— begin SUPPLIED RECORDS —

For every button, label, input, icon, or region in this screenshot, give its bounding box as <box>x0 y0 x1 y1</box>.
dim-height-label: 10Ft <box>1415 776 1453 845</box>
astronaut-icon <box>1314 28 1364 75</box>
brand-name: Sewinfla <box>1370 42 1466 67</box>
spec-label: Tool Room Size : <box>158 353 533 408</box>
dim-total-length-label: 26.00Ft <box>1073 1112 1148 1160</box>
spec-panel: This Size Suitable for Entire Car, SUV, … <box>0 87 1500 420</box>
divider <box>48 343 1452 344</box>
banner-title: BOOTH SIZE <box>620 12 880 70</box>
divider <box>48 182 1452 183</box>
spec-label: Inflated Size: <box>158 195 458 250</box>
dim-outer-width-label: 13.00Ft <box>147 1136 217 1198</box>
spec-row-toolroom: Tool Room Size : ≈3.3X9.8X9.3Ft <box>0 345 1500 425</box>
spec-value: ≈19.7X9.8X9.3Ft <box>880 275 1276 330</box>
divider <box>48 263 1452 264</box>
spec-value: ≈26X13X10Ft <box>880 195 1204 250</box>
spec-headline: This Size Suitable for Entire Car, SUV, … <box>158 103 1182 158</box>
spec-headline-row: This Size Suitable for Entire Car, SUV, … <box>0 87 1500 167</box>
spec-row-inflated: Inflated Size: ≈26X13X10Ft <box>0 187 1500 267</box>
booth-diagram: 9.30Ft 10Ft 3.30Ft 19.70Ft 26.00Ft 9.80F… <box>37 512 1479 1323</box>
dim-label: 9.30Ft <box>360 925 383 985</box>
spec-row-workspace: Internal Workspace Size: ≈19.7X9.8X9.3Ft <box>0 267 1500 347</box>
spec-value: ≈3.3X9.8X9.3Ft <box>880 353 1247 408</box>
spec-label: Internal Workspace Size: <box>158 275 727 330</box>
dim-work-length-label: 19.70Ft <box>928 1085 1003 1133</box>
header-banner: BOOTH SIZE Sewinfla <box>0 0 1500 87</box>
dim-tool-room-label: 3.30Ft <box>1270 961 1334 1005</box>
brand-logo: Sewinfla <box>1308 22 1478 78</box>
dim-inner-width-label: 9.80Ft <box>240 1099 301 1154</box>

— end SUPPLIED RECORDS —

#### [PROMPT]
Write out every line of the records above verbatim, in the same order and with nothing changed.

#### [SOLUTION]
For every button, label, input, icon, or region in this screenshot, give its bounding box as <box>x0 y0 x1 y1</box>.
dim-height-label: 10Ft <box>1415 776 1453 845</box>
astronaut-icon <box>1314 28 1364 75</box>
brand-name: Sewinfla <box>1370 42 1466 67</box>
spec-label: Tool Room Size : <box>158 353 533 408</box>
dim-total-length-label: 26.00Ft <box>1073 1112 1148 1160</box>
spec-panel: This Size Suitable for Entire Car, SUV, … <box>0 87 1500 420</box>
divider <box>48 343 1452 344</box>
banner-title: BOOTH SIZE <box>620 12 880 70</box>
divider <box>48 182 1452 183</box>
spec-label: Inflated Size: <box>158 195 458 250</box>
dim-outer-width-label: 13.00Ft <box>147 1136 217 1198</box>
spec-row-toolroom: Tool Room Size : ≈3.3X9.8X9.3Ft <box>0 345 1500 425</box>
spec-value: ≈19.7X9.8X9.3Ft <box>880 275 1276 330</box>
divider <box>48 263 1452 264</box>
spec-value: ≈26X13X10Ft <box>880 195 1204 250</box>
spec-headline: This Size Suitable for Entire Car, SUV, … <box>158 103 1182 158</box>
spec-headline-row: This Size Suitable for Entire Car, SUV, … <box>0 87 1500 167</box>
spec-row-inflated: Inflated Size: ≈26X13X10Ft <box>0 187 1500 267</box>
booth-diagram: 9.30Ft 10Ft 3.30Ft 19.70Ft 26.00Ft 9.80F… <box>37 512 1479 1323</box>
dim-label: 9.30Ft <box>360 925 383 985</box>
spec-row-workspace: Internal Workspace Size: ≈19.7X9.8X9.3Ft <box>0 267 1500 347</box>
spec-value: ≈3.3X9.8X9.3Ft <box>880 353 1247 408</box>
spec-label: Internal Workspace Size: <box>158 275 727 330</box>
dim-work-length-label: 19.70Ft <box>928 1085 1003 1133</box>
header-banner: BOOTH SIZE Sewinfla <box>0 0 1500 87</box>
dim-tool-room-label: 3.30Ft <box>1270 961 1334 1005</box>
brand-logo: Sewinfla <box>1308 22 1478 78</box>
dim-inner-width-label: 9.80Ft <box>240 1099 301 1154</box>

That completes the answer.